▶ To be done
Set down the whole listing verbatim.

** START OF Records for the task **

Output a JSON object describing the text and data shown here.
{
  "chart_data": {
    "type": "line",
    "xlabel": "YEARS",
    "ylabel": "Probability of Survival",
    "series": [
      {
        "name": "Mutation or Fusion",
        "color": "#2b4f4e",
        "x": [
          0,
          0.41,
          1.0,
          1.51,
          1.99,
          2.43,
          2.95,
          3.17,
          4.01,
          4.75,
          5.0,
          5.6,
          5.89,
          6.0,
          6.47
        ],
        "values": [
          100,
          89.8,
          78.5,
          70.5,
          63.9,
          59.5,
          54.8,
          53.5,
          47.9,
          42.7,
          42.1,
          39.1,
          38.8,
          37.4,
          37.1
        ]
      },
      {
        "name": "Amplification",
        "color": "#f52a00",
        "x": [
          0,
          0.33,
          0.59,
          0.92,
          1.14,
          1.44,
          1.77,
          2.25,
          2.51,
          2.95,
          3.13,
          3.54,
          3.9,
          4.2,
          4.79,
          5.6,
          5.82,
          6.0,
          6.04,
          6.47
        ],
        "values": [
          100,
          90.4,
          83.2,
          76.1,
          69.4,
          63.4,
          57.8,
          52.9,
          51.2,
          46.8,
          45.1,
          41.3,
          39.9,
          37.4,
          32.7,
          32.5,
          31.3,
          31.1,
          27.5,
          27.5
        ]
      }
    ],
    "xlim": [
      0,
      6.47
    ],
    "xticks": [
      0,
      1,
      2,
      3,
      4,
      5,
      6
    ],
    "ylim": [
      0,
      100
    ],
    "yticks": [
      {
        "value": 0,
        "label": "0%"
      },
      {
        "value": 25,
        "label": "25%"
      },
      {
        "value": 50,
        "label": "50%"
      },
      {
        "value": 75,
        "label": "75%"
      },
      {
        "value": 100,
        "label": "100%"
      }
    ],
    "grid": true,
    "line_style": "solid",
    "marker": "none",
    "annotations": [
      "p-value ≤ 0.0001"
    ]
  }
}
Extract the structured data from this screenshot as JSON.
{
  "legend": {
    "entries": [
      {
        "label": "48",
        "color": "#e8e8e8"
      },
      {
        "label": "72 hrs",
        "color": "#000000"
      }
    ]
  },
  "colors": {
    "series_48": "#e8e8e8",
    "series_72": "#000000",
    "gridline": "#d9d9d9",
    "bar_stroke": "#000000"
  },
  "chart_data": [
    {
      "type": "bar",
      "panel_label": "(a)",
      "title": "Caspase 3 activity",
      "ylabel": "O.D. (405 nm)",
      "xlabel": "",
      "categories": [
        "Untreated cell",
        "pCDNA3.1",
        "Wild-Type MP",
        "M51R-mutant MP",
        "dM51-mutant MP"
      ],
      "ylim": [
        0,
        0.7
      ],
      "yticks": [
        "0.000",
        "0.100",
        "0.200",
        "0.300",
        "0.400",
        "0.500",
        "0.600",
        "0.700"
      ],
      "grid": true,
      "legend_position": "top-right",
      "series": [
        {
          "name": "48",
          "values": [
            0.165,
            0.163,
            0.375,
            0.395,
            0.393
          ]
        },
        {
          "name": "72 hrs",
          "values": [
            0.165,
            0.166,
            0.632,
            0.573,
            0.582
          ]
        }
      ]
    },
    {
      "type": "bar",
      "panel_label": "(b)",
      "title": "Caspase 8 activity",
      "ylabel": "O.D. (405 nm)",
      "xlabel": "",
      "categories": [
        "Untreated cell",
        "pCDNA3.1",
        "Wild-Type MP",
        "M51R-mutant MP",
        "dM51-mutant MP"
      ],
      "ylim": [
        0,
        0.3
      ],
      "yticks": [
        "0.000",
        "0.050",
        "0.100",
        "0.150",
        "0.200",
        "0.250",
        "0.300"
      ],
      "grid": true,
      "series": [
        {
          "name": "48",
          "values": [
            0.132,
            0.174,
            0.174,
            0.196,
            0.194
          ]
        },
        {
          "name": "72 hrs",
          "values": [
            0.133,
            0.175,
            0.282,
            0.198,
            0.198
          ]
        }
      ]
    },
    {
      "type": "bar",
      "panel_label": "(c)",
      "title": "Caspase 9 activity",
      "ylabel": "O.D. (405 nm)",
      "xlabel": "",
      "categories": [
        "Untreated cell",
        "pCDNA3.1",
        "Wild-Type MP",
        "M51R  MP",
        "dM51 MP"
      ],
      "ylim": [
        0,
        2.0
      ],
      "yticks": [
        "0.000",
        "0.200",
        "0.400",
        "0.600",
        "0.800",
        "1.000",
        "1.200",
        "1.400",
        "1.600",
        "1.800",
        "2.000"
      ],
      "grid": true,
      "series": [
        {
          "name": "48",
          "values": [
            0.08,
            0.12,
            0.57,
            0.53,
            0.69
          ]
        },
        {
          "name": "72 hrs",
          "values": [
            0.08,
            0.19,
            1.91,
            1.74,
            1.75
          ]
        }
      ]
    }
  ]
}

** END OF Records for the task **

▶ Exercise answer
Output a JSON object describing the text and data shown here.
{
  "chart_data": {
    "type": "line",
    "xlabel": "YEARS",
    "ylabel": "Probability of Survival",
    "series": [
      {
        "name": "Mutation or Fusion",
        "color": "#2b4f4e",
        "x": [
          0,
          0.41,
          1.0,
          1.51,
          1.99,
          2.43,
          2.95,
          3.17,
          4.01,
          4.75,
          5.0,
          5.6,
          5.89,
          6.0,
          6.47
        ],
        "values": [
          100,
          89.8,
          78.5,
          70.5,
          63.9,
          59.5,
          54.8,
          53.5,
          47.9,
          42.7,
          42.1,
          39.1,
          38.8,
          37.4,
          37.1
        ]
      },
      {
        "name": "Amplification",
        "color": "#f52a00",
        "x": [
          0,
          0.33,
          0.59,
          0.92,
          1.14,
          1.44,
          1.77,
          2.25,
          2.51,
          2.95,
          3.13,
          3.54,
          3.9,
          4.2,
          4.79,
          5.6,
          5.82,
          6.0,
          6.04,
          6.47
        ],
        "values": [
          100,
          90.4,
          83.2,
          76.1,
          69.4,
          63.4,
          57.8,
          52.9,
          51.2,
          46.8,
          45.1,
          41.3,
          39.9,
          37.4,
          32.7,
          32.5,
          31.3,
          31.1,
          27.5,
          27.5
        ]
      }
    ],
    "xlim": [
      0,
      6.47
    ],
    "xticks": [
      0,
      1,
      2,
      3,
      4,
      5,
      6
    ],
    "ylim": [
      0,
      100
    ],
    "yticks": [
      {
        "value": 0,
        "label": "0%"
      },
      {
        "value": 25,
        "label": "25%"
      },
      {
        "value": 50,
        "label": "50%"
      },
      {
        "value": 75,
        "label": "75%"
      },
      {
        "value": 100,
        "label": "100%"
      }
    ],
    "grid": true,
    "line_style": "solid",
    "marker": "none",
    "annotations": [
      "p-value ≤ 0.0001"
    ]
  }
}
Extract the structured data from this screenshot as JSON.
{
  "legend": {
    "entries": [
      {
        "label": "48",
        "color": "#e8e8e8"
      },
      {
        "label": "72 hrs",
        "color": "#000000"
      }
    ]
  },
  "colors": {
    "series_48": "#e8e8e8",
    "series_72": "#000000",
    "gridline": "#d9d9d9",
    "bar_stroke": "#000000"
  },
  "chart_data": [
    {
      "type": "bar",
      "panel_label": "(a)",
      "title": "Caspase 3 activity",
      "ylabel": "O.D. (405 nm)",
      "xlabel": "",
      "categories": [
        "Untreated cell",
        "pCDNA3.1",
        "Wild-Type MP",
        "M51R-mutant MP",
        "dM51-mutant MP"
      ],
      "ylim": [
        0,
        0.7
      ],
      "yticks": [
        "0.000",
        "0.100",
        "0.200",
        "0.300",
        "0.400",
        "0.500",
        "0.600",
        "0.700"
      ],
      "grid": true,
      "legend_position": "top-right",
      "series": [
        {
          "name": "48",
          "values": [
            0.165,
            0.163,
            0.375,
            0.395,
            0.393
          ]
        },
        {
          "name": "72 hrs",
          "values": [
            0.165,
            0.166,
            0.632,
            0.573,
            0.582
          ]
        }
      ]
    },
    {
      "type": "bar",
      "panel_label": "(b)",
      "title": "Caspase 8 activity",
      "ylabel": "O.D. (405 nm)",
      "xlabel": "",
      "categories": [
        "Untreated cell",
        "pCDNA3.1",
        "Wild-Type MP",
        "M51R-mutant MP",
        "dM51-mutant MP"
      ],
      "ylim": [
        0,
        0.3
      ],
      "yticks": [
        "0.000",
        "0.050",
        "0.100",
        "0.150",
        "0.200",
        "0.250",
        "0.300"
      ],
      "grid": true,
      "series": [
        {
          "name": "48",
          "values": [
            0.132,
            0.174,
            0.174,
            0.196,
            0.194
          ]
        },
        {
          "name": "72 hrs",
          "values": [
            0.133,
            0.175,
            0.282,
            0.198,
            0.198
          ]
        }
      ]
    },
    {
      "type": "bar",
      "panel_label": "(c)",
      "title": "Caspase 9 activity",
      "ylabel": "O.D. (405 nm)",
      "xlabel": "",
      "categories": [
        "Untreated cell",
        "pCDNA3.1",
        "Wild-Type MP",
        "M51R  MP",
        "dM51 MP"
      ],
      "ylim": [
        0,
        2.0
      ],
      "yticks": [
        "0.000",
        "0.200",
        "0.400",
        "0.600",
        "0.800",
        "1.000",
        "1.200",
        "1.400",
        "1.600",
        "1.800",
        "2.000"
      ],
      "grid": true,
      "series": [
        {
          "name": "48",
          "values": [
            0.08,
            0.12,
            0.57,
            0.53,
            0.69
          ]
        },
        {
          "name": "72 hrs",
          "values": [
            0.08,
            0.19,
            1.91,
            1.74,
            1.75
          ]
        }
      ]
    }
  ]
}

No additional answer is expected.